Exercise description. Restate all the material verbatim, except for the pictures.

Data listing.
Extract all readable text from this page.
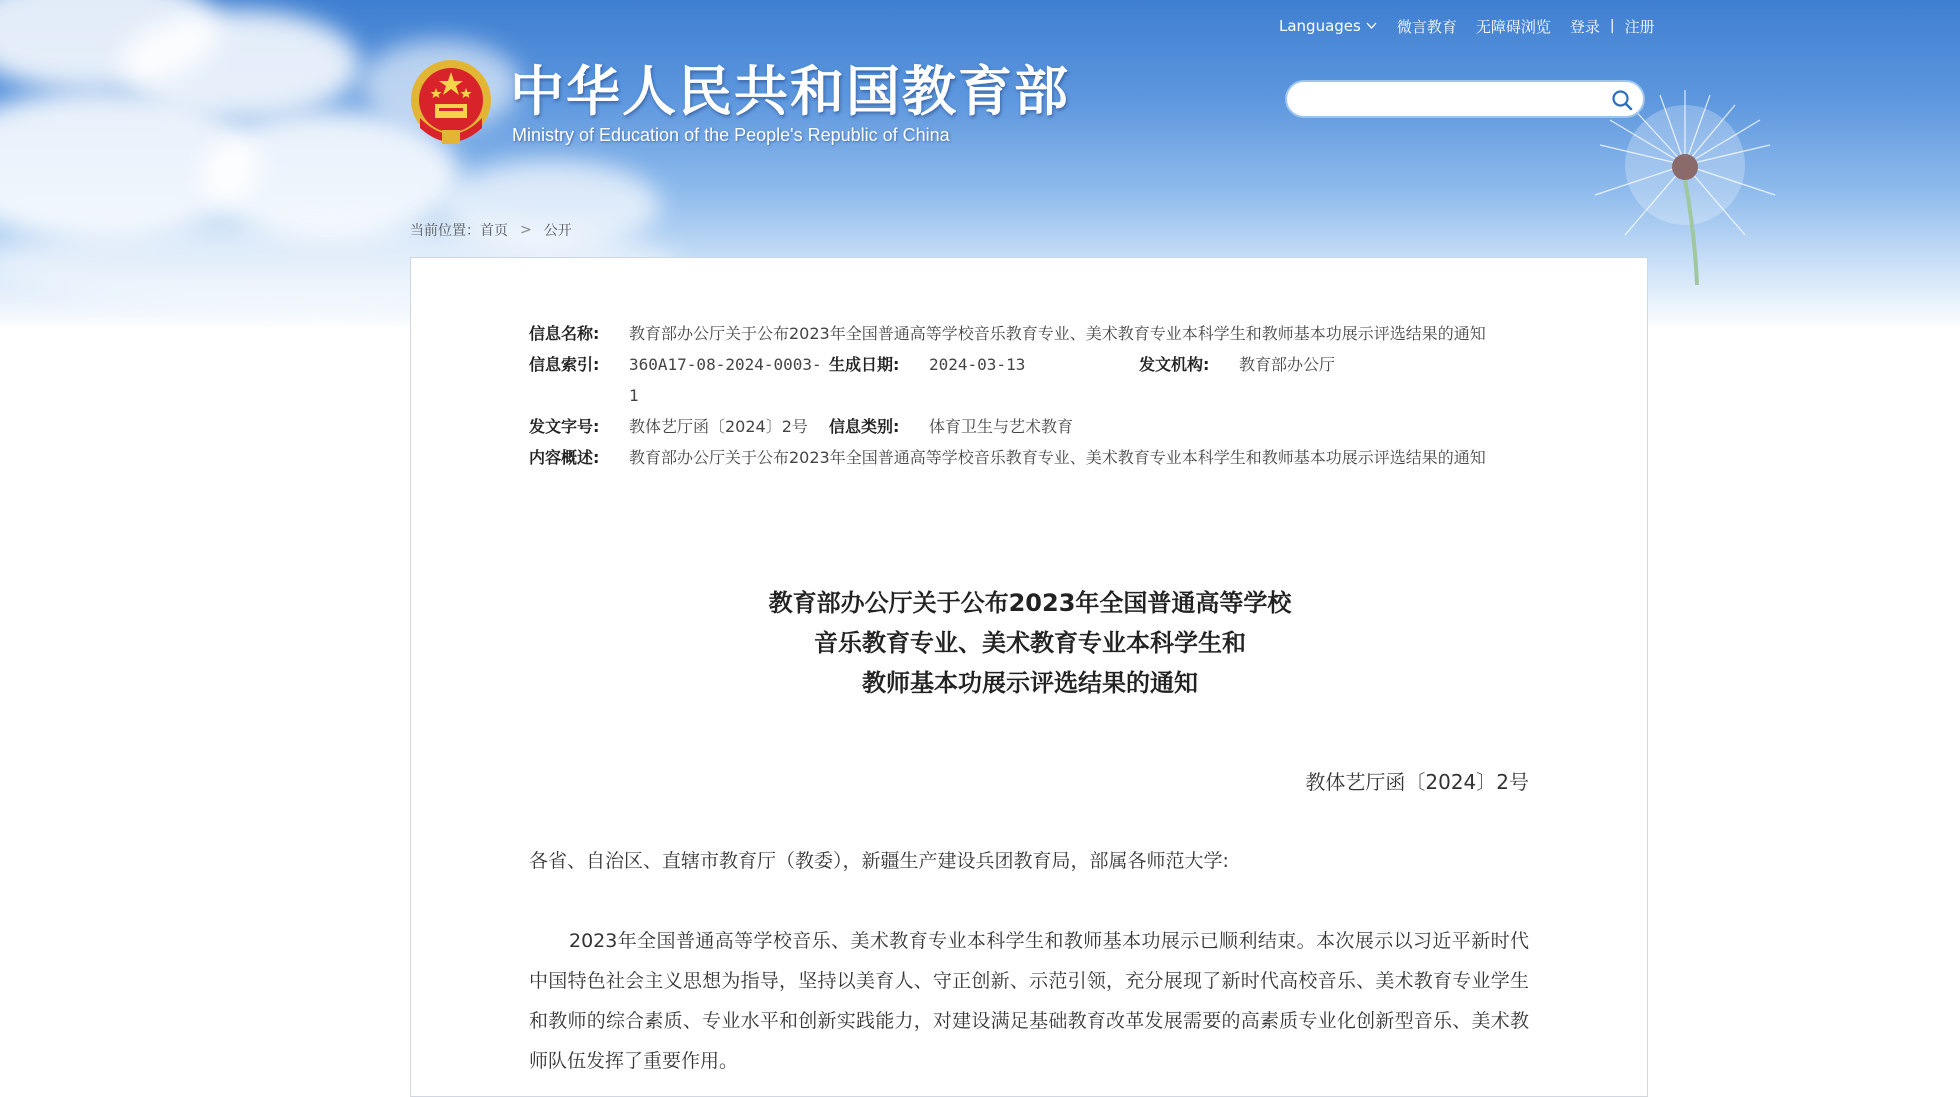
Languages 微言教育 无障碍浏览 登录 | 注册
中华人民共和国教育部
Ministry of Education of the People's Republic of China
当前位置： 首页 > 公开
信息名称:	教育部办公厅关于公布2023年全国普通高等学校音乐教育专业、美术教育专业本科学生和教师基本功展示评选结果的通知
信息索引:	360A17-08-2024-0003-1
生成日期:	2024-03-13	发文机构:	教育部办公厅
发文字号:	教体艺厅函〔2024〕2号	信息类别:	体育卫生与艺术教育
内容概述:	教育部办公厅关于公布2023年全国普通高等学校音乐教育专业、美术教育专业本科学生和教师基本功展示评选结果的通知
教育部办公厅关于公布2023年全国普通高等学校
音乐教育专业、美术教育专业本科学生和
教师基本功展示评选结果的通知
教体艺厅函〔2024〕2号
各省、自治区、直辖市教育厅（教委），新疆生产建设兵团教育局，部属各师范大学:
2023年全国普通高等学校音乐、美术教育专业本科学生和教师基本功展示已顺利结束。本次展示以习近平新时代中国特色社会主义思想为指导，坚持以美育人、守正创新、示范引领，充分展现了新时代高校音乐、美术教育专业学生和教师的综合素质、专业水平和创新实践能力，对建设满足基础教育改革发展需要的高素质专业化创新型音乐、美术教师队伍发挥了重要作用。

Exercise answer.
Extract all readable text from this page.
Languages 微言教育 无障碍浏览 登录 | 注册
中华人民共和国教育部
Ministry of Education of the People's Republic of China
当前位置： 首页 > 公开
信息名称:	教育部办公厅关于公布2023年全国普通高等学校音乐教育专业、美术教育专业本科学生和教师基本功展示评选结果的通知
信息索引:	360A17-08-2024-0003-1
生成日期:	2024-03-13	发文机构:	教育部办公厅
发文字号:	教体艺厅函〔2024〕2号	信息类别:	体育卫生与艺术教育
内容概述:	教育部办公厅关于公布2023年全国普通高等学校音乐教育专业、美术教育专业本科学生和教师基本功展示评选结果的通知
教育部办公厅关于公布2023年全国普通高等学校
音乐教育专业、美术教育专业本科学生和
教师基本功展示评选结果的通知
教体艺厅函〔2024〕2号
各省、自治区、直辖市教育厅（教委），新疆生产建设兵团教育局，部属各师范大学:
2023年全国普通高等学校音乐、美术教育专业本科学生和教师基本功展示已顺利结束。本次展示以习近平新时代中国特色社会主义思想为指导，坚持以美育人、守正创新、示范引领，充分展现了新时代高校音乐、美术教育专业学生和教师的综合素质、专业水平和创新实践能力，对建设满足基础教育改革发展需要的高素质专业化创新型音乐、美术教师队伍发挥了重要作用。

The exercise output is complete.